[Figure collection entries]

┌──

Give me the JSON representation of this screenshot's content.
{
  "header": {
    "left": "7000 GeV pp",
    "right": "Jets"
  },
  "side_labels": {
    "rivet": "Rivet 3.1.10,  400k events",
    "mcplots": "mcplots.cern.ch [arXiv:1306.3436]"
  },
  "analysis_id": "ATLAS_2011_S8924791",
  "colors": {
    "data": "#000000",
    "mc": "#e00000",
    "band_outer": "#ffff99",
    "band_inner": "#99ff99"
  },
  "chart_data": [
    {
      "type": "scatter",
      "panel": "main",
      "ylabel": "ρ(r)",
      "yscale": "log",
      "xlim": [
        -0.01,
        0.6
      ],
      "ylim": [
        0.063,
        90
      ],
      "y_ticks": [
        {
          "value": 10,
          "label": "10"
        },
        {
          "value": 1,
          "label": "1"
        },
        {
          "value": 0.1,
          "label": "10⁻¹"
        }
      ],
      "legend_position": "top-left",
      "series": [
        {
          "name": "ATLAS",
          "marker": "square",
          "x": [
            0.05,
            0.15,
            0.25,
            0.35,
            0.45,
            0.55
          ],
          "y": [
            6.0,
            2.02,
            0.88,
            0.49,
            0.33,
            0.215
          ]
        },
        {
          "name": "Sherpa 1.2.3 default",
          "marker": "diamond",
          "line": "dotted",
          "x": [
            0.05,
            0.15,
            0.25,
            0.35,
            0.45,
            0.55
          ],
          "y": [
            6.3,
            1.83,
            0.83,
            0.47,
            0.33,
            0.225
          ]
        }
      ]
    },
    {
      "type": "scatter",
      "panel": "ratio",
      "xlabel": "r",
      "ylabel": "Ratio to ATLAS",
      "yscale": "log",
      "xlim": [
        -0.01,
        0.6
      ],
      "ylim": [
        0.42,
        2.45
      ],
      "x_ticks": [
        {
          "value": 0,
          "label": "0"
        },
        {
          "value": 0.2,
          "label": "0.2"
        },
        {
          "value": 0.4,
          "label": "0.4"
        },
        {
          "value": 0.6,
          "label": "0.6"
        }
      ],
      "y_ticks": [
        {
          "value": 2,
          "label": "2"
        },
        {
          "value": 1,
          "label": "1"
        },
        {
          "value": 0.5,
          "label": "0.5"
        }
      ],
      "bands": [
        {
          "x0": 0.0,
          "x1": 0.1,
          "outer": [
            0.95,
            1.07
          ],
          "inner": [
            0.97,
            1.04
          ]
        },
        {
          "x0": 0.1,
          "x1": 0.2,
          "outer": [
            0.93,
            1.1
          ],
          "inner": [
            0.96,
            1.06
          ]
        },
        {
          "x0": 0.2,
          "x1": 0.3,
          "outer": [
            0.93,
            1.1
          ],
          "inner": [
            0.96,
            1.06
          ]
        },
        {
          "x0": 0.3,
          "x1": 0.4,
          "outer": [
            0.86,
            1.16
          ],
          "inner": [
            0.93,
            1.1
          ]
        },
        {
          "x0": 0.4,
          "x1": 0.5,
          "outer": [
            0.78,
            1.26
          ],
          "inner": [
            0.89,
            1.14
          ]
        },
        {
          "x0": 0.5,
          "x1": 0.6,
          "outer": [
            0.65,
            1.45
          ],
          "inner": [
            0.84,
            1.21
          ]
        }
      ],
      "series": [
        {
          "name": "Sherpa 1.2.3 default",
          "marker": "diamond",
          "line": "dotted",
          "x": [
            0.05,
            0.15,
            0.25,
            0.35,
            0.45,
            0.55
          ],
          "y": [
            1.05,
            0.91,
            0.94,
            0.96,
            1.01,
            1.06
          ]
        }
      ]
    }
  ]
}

└──

### What is asked
Reproduce all data above, unchanged.

### Task output
Give me the JSON representation of this screenshot's content.
{
  "header": {
    "left": "7000 GeV pp",
    "right": "Jets"
  },
  "side_labels": {
    "rivet": "Rivet 3.1.10,  400k events",
    "mcplots": "mcplots.cern.ch [arXiv:1306.3436]"
  },
  "analysis_id": "ATLAS_2011_S8924791",
  "colors": {
    "data": "#000000",
    "mc": "#e00000",
    "band_outer": "#ffff99",
    "band_inner": "#99ff99"
  },
  "chart_data": [
    {
      "type": "scatter",
      "panel": "main",
      "ylabel": "ρ(r)",
      "yscale": "log",
      "xlim": [
        -0.01,
        0.6
      ],
      "ylim": [
        0.063,
        90
      ],
      "y_ticks": [
        {
          "value": 10,
          "label": "10"
        },
        {
          "value": 1,
          "label": "1"
        },
        {
          "value": 0.1,
          "label": "10⁻¹"
        }
      ],
      "legend_position": "top-left",
      "series": [
        {
          "name": "ATLAS",
          "marker": "square",
          "x": [
            0.05,
            0.15,
            0.25,
            0.35,
            0.45,
            0.55
          ],
          "y": [
            6.0,
            2.02,
            0.88,
            0.49,
            0.33,
            0.215
          ]
        },
        {
          "name": "Sherpa 1.2.3 default",
          "marker": "diamond",
          "line": "dotted",
          "x": [
            0.05,
            0.15,
            0.25,
            0.35,
            0.45,
            0.55
          ],
          "y": [
            6.3,
            1.83,
            0.83,
            0.47,
            0.33,
            0.225
          ]
        }
      ]
    },
    {
      "type": "scatter",
      "panel": "ratio",
      "xlabel": "r",
      "ylabel": "Ratio to ATLAS",
      "yscale": "log",
      "xlim": [
        -0.01,
        0.6
      ],
      "ylim": [
        0.42,
        2.45
      ],
      "x_ticks": [
        {
          "value": 0,
          "label": "0"
        },
        {
          "value": 0.2,
          "label": "0.2"
        },
        {
          "value": 0.4,
          "label": "0.4"
        },
        {
          "value": 0.6,
          "label": "0.6"
        }
      ],
      "y_ticks": [
        {
          "value": 2,
          "label": "2"
        },
        {
          "value": 1,
          "label": "1"
        },
        {
          "value": 0.5,
          "label": "0.5"
        }
      ],
      "bands": [
        {
          "x0": 0.0,
          "x1": 0.1,
          "outer": [
            0.95,
            1.07
          ],
          "inner": [
            0.97,
            1.04
          ]
        },
        {
          "x0": 0.1,
          "x1": 0.2,
          "outer": [
            0.93,
            1.1
          ],
          "inner": [
            0.96,
            1.06
          ]
        },
        {
          "x0": 0.2,
          "x1": 0.3,
          "outer": [
            0.93,
            1.1
          ],
          "inner": [
            0.96,
            1.06
          ]
        },
        {
          "x0": 0.3,
          "x1": 0.4,
          "outer": [
            0.86,
            1.16
          ],
          "inner": [
            0.93,
            1.1
          ]
        },
        {
          "x0": 0.4,
          "x1": 0.5,
          "outer": [
            0.78,
            1.26
          ],
          "inner": [
            0.89,
            1.14
          ]
        },
        {
          "x0": 0.5,
          "x1": 0.6,
          "outer": [
            0.65,
            1.45
          ],
          "inner": [
            0.84,
            1.21
          ]
        }
      ],
      "series": [
        {
          "name": "Sherpa 1.2.3 default",
          "marker": "diamond",
          "line": "dotted",
          "x": [
            0.05,
            0.15,
            0.25,
            0.35,
            0.45,
            0.55
          ],
          "y": [
            1.05,
            0.91,
            0.94,
            0.96,
            1.01,
            1.06
          ]
        }
      ]
    }
  ]
}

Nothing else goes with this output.